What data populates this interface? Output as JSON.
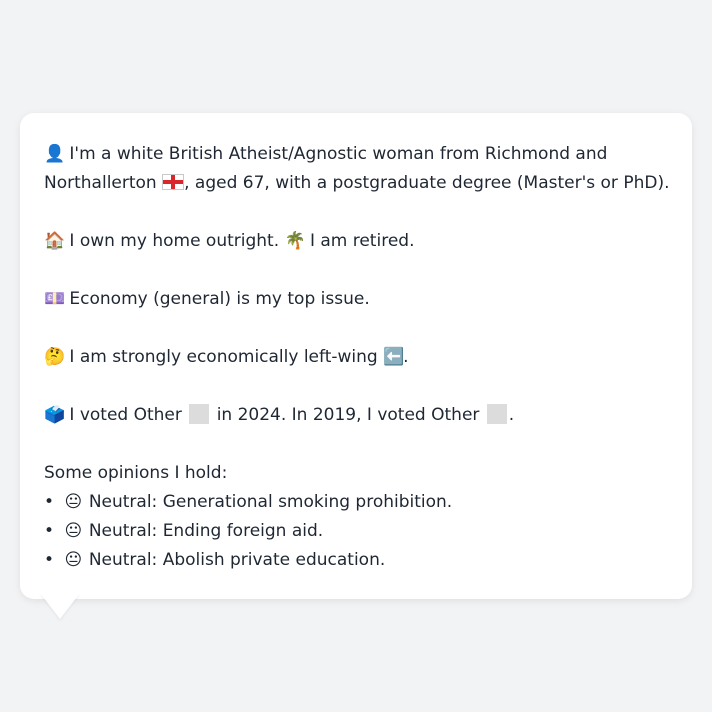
{
  "profile": {
    "intro_emoji": "👤",
    "intro_text_1": "I'm a white British Atheist/Agnostic woman from Richmond and",
    "intro_text_2a": "Northallerton",
    "intro_text_2b": ", aged 67, with a postgraduate degree (Master's or PhD).",
    "home_emoji": "🏠",
    "home_text": "I own my home outright.",
    "retired_emoji": "🌴",
    "retired_text": "I am retired.",
    "issue_emoji": "💷",
    "issue_text": "Economy (general) is my top issue.",
    "econ_emoji": "🤔",
    "econ_text": "I am strongly economically left-wing",
    "econ_arrow": "⬅️",
    "econ_end": ".",
    "vote_emoji": "🗳️",
    "vote_text_1": "I voted Other",
    "vote_text_2": "in 2024. In 2019, I voted Other",
    "vote_end": "."
  },
  "opinions": {
    "heading": "Some opinions I hold:",
    "bullet": "•",
    "items": [
      {
        "emoji": "😐",
        "text": "Neutral: Generational smoking prohibition."
      },
      {
        "emoji": "😐",
        "text": "Neutral: Ending foreign aid."
      },
      {
        "emoji": "😐",
        "text": "Neutral: Abolish private education."
      }
    ]
  }
}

> [GIVEN TASK]: Your task is to gather every line with the word "Other" and copy it.

> [REPLY]:
    "vote_text_1": "I voted Other",
    "vote_text_2": "in 2024. In 2019, I voted Other",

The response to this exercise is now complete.